**Stated goal**
Transcribe all of the material below word for word and leave out its pictures.

..........

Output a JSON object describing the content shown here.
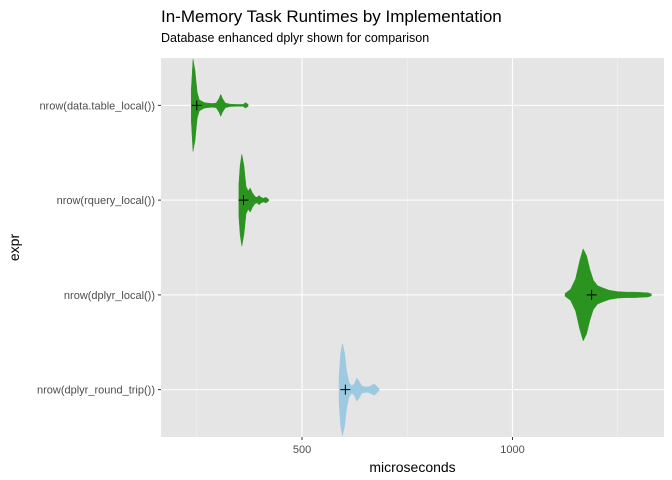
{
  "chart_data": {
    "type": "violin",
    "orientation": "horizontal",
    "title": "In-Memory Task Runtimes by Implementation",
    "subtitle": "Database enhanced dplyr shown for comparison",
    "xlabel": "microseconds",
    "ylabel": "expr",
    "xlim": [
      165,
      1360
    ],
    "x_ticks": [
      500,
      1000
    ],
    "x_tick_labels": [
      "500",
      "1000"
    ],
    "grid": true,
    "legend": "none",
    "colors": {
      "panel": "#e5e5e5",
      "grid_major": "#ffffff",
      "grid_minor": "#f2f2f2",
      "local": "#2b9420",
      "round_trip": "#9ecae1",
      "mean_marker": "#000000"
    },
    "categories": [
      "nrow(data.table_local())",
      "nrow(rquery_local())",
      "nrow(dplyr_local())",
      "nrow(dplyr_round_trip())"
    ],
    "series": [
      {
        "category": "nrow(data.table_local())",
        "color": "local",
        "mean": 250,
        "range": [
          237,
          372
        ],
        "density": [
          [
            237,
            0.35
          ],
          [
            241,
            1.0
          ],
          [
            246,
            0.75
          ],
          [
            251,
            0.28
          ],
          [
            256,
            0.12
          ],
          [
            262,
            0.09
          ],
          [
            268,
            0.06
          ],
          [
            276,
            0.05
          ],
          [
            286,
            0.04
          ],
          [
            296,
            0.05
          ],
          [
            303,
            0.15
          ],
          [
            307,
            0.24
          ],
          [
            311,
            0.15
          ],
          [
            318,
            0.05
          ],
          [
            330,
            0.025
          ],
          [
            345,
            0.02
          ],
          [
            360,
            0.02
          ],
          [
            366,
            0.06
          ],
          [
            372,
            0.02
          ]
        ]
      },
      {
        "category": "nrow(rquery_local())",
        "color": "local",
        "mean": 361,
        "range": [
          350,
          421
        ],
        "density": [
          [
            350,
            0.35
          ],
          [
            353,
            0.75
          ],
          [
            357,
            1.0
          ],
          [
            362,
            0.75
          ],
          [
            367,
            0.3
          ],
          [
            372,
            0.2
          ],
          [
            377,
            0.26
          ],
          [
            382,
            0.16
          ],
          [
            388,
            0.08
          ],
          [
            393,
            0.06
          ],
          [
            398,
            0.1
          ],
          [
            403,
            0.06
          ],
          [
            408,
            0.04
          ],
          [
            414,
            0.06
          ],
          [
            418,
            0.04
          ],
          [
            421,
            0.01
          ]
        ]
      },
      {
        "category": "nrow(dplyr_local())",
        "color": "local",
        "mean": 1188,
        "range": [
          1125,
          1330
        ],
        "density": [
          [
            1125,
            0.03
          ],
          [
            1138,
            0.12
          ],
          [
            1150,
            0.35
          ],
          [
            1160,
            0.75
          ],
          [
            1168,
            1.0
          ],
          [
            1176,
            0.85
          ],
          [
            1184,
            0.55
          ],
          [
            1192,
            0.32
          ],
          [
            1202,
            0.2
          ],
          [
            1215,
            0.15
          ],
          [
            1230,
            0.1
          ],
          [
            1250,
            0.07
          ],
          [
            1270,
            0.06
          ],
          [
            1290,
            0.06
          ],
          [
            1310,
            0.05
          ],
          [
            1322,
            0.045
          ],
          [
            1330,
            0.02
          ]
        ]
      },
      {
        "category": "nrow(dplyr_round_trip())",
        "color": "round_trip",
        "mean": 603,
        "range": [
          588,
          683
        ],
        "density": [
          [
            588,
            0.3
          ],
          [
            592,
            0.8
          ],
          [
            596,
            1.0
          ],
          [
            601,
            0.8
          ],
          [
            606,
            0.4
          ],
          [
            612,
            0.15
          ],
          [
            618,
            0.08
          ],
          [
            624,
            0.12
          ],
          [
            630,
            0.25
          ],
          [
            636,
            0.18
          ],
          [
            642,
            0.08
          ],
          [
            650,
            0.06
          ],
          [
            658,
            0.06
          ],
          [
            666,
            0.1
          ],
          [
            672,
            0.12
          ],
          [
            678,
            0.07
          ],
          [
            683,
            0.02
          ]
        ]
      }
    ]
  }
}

..........

**Solution for this exercise**
Output a JSON object describing the content shown here.
{
  "chart_data": {
    "type": "violin",
    "orientation": "horizontal",
    "title": "In-Memory Task Runtimes by Implementation",
    "subtitle": "Database enhanced dplyr shown for comparison",
    "xlabel": "microseconds",
    "ylabel": "expr",
    "xlim": [
      165,
      1360
    ],
    "x_ticks": [
      500,
      1000
    ],
    "x_tick_labels": [
      "500",
      "1000"
    ],
    "grid": true,
    "legend": "none",
    "colors": {
      "panel": "#e5e5e5",
      "grid_major": "#ffffff",
      "grid_minor": "#f2f2f2",
      "local": "#2b9420",
      "round_trip": "#9ecae1",
      "mean_marker": "#000000"
    },
    "categories": [
      "nrow(data.table_local())",
      "nrow(rquery_local())",
      "nrow(dplyr_local())",
      "nrow(dplyr_round_trip())"
    ],
    "series": [
      {
        "category": "nrow(data.table_local())",
        "color": "local",
        "mean": 250,
        "range": [
          237,
          372
        ],
        "density": [
          [
            237,
            0.35
          ],
          [
            241,
            1.0
          ],
          [
            246,
            0.75
          ],
          [
            251,
            0.28
          ],
          [
            256,
            0.12
          ],
          [
            262,
            0.09
          ],
          [
            268,
            0.06
          ],
          [
            276,
            0.05
          ],
          [
            286,
            0.04
          ],
          [
            296,
            0.05
          ],
          [
            303,
            0.15
          ],
          [
            307,
            0.24
          ],
          [
            311,
            0.15
          ],
          [
            318,
            0.05
          ],
          [
            330,
            0.025
          ],
          [
            345,
            0.02
          ],
          [
            360,
            0.02
          ],
          [
            366,
            0.06
          ],
          [
            372,
            0.02
          ]
        ]
      },
      {
        "category": "nrow(rquery_local())",
        "color": "local",
        "mean": 361,
        "range": [
          350,
          421
        ],
        "density": [
          [
            350,
            0.35
          ],
          [
            353,
            0.75
          ],
          [
            357,
            1.0
          ],
          [
            362,
            0.75
          ],
          [
            367,
            0.3
          ],
          [
            372,
            0.2
          ],
          [
            377,
            0.26
          ],
          [
            382,
            0.16
          ],
          [
            388,
            0.08
          ],
          [
            393,
            0.06
          ],
          [
            398,
            0.1
          ],
          [
            403,
            0.06
          ],
          [
            408,
            0.04
          ],
          [
            414,
            0.06
          ],
          [
            418,
            0.04
          ],
          [
            421,
            0.01
          ]
        ]
      },
      {
        "category": "nrow(dplyr_local())",
        "color": "local",
        "mean": 1188,
        "range": [
          1125,
          1330
        ],
        "density": [
          [
            1125,
            0.03
          ],
          [
            1138,
            0.12
          ],
          [
            1150,
            0.35
          ],
          [
            1160,
            0.75
          ],
          [
            1168,
            1.0
          ],
          [
            1176,
            0.85
          ],
          [
            1184,
            0.55
          ],
          [
            1192,
            0.32
          ],
          [
            1202,
            0.2
          ],
          [
            1215,
            0.15
          ],
          [
            1230,
            0.1
          ],
          [
            1250,
            0.07
          ],
          [
            1270,
            0.06
          ],
          [
            1290,
            0.06
          ],
          [
            1310,
            0.05
          ],
          [
            1322,
            0.045
          ],
          [
            1330,
            0.02
          ]
        ]
      },
      {
        "category": "nrow(dplyr_round_trip())",
        "color": "round_trip",
        "mean": 603,
        "range": [
          588,
          683
        ],
        "density": [
          [
            588,
            0.3
          ],
          [
            592,
            0.8
          ],
          [
            596,
            1.0
          ],
          [
            601,
            0.8
          ],
          [
            606,
            0.4
          ],
          [
            612,
            0.15
          ],
          [
            618,
            0.08
          ],
          [
            624,
            0.12
          ],
          [
            630,
            0.25
          ],
          [
            636,
            0.18
          ],
          [
            642,
            0.08
          ],
          [
            650,
            0.06
          ],
          [
            658,
            0.06
          ],
          [
            666,
            0.1
          ],
          [
            672,
            0.12
          ],
          [
            678,
            0.07
          ],
          [
            683,
            0.02
          ]
        ]
      }
    ]
  }
}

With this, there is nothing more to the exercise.